REQUIRED TASK: Find the string "dialog" in the data, then copy every line where it is found.

# # #

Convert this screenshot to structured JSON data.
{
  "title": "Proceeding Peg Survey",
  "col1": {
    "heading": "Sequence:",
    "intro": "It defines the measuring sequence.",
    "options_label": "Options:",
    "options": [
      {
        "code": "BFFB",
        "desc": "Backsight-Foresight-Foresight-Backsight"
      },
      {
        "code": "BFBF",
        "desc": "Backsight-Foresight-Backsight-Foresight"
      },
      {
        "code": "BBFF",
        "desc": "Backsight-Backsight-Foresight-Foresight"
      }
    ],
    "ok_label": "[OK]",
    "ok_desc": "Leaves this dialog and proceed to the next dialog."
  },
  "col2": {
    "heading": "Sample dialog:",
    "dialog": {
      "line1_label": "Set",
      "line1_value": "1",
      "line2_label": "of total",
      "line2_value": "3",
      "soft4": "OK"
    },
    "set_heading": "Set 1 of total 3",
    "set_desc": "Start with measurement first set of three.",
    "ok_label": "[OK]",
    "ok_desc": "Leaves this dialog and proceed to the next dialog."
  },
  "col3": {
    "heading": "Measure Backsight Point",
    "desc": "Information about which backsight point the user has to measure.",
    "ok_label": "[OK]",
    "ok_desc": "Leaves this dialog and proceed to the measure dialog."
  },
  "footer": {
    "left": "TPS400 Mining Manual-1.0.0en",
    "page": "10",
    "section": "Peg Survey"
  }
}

# # #

RESPONSE TO THIS TASK:
    "ok_desc": "Leaves this dialog and proceed to the next dialog."
    "heading": "Sample dialog:",
    "dialog": {
    "ok_desc": "Leaves this dialog and proceed to the next dialog."
    "ok_desc": "Leaves this dialog and proceed to the measure dialog."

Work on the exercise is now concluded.